Find the lines that hold the word "Installation" and return them.
════
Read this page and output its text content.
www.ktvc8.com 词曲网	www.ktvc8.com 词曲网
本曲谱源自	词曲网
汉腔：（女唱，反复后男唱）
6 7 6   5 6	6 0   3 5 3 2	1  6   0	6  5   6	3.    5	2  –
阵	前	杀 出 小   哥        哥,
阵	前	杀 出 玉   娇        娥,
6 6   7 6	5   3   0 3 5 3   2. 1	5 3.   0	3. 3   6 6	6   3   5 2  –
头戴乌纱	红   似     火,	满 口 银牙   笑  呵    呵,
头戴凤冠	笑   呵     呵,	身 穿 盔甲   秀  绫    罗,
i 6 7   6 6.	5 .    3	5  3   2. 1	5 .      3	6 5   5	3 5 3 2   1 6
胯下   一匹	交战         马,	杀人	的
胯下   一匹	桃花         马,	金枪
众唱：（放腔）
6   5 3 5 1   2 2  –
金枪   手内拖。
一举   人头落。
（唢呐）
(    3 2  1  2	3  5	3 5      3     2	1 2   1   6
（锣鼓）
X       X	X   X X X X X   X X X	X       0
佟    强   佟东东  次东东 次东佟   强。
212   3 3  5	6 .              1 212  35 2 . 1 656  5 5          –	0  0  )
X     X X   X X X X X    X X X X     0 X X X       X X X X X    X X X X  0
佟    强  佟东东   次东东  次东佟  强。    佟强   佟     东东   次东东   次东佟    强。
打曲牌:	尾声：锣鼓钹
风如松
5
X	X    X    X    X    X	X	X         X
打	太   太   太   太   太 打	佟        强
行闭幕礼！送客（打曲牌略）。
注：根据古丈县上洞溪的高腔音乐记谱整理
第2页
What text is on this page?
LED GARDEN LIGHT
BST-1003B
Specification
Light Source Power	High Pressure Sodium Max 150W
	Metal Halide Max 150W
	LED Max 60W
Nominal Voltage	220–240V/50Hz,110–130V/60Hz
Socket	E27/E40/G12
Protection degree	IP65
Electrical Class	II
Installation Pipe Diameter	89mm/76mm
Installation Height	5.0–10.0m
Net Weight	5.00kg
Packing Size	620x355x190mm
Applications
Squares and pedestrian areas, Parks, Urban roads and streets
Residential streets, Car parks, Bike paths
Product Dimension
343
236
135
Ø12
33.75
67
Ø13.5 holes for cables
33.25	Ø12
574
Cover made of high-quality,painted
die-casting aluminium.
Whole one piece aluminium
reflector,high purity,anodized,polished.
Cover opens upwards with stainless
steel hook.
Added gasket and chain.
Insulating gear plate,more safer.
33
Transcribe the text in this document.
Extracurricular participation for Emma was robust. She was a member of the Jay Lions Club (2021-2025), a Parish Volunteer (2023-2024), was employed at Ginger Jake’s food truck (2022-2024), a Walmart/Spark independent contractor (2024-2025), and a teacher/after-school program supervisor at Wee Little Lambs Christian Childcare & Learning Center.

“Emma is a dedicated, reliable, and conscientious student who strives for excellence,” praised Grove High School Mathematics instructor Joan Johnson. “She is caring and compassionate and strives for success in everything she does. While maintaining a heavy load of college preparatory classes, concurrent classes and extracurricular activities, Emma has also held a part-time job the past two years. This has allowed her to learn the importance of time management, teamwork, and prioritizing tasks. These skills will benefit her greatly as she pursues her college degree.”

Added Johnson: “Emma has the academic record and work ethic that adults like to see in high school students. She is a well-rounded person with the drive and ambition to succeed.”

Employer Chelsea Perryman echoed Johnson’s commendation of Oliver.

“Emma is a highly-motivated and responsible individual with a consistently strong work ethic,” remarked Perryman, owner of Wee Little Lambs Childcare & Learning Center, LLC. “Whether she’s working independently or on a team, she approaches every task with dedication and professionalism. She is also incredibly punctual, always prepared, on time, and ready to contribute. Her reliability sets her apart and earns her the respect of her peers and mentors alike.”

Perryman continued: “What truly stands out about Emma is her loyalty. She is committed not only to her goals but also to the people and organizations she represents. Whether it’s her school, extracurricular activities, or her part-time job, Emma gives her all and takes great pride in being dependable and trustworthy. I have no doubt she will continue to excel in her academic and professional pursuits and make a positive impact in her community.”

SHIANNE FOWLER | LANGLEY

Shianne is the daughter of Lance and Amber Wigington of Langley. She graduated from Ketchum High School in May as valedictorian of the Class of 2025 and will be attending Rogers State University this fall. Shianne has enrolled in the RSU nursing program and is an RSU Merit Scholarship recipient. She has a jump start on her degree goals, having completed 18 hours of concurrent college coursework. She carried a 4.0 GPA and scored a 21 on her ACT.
════
* **Exercise answer**:
Installation Pipe Diameter	89mm/76mm
Installation Height	5.0–10.0m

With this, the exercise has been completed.